(Data entries for graphics)
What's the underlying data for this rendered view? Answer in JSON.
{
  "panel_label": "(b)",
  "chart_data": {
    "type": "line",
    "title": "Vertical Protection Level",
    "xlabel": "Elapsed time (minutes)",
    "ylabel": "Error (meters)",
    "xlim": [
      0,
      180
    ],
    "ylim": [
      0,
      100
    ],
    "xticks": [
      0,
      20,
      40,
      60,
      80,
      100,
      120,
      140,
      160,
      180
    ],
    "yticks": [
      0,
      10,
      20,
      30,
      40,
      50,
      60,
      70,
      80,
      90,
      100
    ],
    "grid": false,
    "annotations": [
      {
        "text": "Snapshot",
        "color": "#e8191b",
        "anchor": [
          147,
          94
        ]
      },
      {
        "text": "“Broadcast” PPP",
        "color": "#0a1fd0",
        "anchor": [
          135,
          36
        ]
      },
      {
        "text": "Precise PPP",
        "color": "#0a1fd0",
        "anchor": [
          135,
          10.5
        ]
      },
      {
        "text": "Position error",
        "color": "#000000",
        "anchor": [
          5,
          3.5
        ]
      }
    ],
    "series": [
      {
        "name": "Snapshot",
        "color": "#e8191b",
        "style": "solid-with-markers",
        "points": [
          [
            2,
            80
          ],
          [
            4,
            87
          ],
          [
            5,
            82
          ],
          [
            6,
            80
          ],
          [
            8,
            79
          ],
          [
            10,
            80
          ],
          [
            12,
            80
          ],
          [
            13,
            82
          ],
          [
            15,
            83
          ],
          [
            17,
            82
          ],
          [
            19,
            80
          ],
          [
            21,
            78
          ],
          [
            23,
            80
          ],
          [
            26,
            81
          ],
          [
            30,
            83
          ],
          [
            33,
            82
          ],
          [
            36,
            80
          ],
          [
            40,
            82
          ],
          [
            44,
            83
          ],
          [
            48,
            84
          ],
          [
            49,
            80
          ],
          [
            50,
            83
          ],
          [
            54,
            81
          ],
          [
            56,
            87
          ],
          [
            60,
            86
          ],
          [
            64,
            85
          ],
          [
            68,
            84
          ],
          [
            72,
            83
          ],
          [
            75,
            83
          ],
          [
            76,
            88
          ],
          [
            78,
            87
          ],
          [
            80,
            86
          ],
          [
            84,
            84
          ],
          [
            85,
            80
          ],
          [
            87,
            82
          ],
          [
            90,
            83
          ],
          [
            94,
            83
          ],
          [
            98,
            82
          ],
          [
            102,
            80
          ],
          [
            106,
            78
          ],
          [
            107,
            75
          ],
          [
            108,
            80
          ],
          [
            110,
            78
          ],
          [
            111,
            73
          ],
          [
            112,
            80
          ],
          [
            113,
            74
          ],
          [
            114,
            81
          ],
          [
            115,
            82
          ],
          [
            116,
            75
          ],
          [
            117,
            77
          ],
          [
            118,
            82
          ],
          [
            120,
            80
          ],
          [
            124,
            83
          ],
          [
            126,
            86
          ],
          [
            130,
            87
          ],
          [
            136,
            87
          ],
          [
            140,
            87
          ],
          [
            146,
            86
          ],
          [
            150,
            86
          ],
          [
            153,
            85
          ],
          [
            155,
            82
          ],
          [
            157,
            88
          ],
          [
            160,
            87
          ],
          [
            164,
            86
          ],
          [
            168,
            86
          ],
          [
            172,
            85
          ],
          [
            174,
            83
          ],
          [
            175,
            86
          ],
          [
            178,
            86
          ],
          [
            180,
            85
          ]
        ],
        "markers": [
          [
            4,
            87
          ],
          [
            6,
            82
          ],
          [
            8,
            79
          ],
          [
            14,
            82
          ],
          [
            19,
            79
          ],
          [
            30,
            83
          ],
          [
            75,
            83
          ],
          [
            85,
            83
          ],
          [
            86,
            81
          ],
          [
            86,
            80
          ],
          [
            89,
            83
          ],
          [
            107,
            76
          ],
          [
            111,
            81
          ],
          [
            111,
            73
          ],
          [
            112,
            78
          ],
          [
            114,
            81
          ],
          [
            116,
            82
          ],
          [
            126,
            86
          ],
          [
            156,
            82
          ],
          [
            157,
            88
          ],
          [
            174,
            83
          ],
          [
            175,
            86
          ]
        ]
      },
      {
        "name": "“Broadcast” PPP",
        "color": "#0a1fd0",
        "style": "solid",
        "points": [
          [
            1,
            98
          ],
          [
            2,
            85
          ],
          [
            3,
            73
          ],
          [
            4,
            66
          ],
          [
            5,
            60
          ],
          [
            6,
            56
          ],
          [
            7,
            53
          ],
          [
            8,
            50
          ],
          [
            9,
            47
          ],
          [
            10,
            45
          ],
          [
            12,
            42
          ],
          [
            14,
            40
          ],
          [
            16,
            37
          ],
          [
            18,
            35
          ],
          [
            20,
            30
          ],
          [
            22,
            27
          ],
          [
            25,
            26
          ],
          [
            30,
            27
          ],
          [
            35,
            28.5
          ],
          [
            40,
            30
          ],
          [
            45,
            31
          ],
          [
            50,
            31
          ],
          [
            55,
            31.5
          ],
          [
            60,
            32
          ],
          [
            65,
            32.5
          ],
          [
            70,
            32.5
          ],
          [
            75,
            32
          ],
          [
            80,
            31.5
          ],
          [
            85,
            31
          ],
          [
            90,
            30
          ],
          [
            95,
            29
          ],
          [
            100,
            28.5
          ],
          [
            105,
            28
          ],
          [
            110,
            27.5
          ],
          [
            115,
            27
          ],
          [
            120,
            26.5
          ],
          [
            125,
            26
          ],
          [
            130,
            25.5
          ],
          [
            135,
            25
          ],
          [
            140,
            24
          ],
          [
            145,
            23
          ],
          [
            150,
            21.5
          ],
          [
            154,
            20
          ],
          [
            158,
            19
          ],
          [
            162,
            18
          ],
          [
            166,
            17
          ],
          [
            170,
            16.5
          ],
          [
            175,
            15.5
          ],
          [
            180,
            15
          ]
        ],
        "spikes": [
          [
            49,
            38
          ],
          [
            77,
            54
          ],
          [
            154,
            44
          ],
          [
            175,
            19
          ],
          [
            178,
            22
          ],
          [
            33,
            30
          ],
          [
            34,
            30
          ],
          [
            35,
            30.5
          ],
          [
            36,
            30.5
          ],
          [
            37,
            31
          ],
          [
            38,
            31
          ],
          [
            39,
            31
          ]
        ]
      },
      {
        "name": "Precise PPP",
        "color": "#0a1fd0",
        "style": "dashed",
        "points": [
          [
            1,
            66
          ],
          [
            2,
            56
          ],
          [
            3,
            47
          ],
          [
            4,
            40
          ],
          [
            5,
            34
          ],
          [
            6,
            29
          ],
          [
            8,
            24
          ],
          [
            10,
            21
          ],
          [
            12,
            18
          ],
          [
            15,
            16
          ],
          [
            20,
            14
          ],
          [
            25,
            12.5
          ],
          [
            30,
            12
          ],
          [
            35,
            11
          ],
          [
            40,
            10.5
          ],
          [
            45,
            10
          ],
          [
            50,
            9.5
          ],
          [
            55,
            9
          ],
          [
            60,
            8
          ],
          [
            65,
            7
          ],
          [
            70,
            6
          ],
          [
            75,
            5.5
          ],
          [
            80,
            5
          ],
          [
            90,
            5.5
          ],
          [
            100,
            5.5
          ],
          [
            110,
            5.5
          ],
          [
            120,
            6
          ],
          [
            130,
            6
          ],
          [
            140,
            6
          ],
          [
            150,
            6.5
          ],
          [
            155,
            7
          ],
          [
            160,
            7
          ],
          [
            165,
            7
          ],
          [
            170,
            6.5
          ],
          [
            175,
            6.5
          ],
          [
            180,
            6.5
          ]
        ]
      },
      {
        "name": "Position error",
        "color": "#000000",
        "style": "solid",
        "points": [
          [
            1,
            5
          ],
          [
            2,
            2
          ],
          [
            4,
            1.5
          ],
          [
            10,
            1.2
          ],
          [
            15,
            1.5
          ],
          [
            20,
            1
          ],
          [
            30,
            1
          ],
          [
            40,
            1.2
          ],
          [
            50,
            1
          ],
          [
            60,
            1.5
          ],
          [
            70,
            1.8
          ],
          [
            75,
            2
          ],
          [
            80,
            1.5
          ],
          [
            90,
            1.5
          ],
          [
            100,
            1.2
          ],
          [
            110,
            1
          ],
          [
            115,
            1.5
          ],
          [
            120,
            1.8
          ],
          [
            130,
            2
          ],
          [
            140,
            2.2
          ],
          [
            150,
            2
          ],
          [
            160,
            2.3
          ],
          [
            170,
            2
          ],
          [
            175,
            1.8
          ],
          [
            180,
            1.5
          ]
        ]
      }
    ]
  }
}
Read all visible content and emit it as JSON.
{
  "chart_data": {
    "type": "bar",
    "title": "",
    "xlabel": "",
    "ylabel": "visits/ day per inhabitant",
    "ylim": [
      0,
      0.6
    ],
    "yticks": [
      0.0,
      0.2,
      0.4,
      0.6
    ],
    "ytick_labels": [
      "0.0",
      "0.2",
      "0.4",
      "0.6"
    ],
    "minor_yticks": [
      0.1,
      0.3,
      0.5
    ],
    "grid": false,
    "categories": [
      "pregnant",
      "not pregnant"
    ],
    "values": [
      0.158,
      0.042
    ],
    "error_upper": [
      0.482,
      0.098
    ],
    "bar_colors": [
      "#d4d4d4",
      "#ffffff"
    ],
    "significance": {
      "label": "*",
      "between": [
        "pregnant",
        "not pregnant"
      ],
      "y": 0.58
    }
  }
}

=== WHAT IS ASKED ===
Look through the records above and report how many lines hold the word "Position", giving only the number.

=== RESPONSE TO THIS EXERCISE ===
2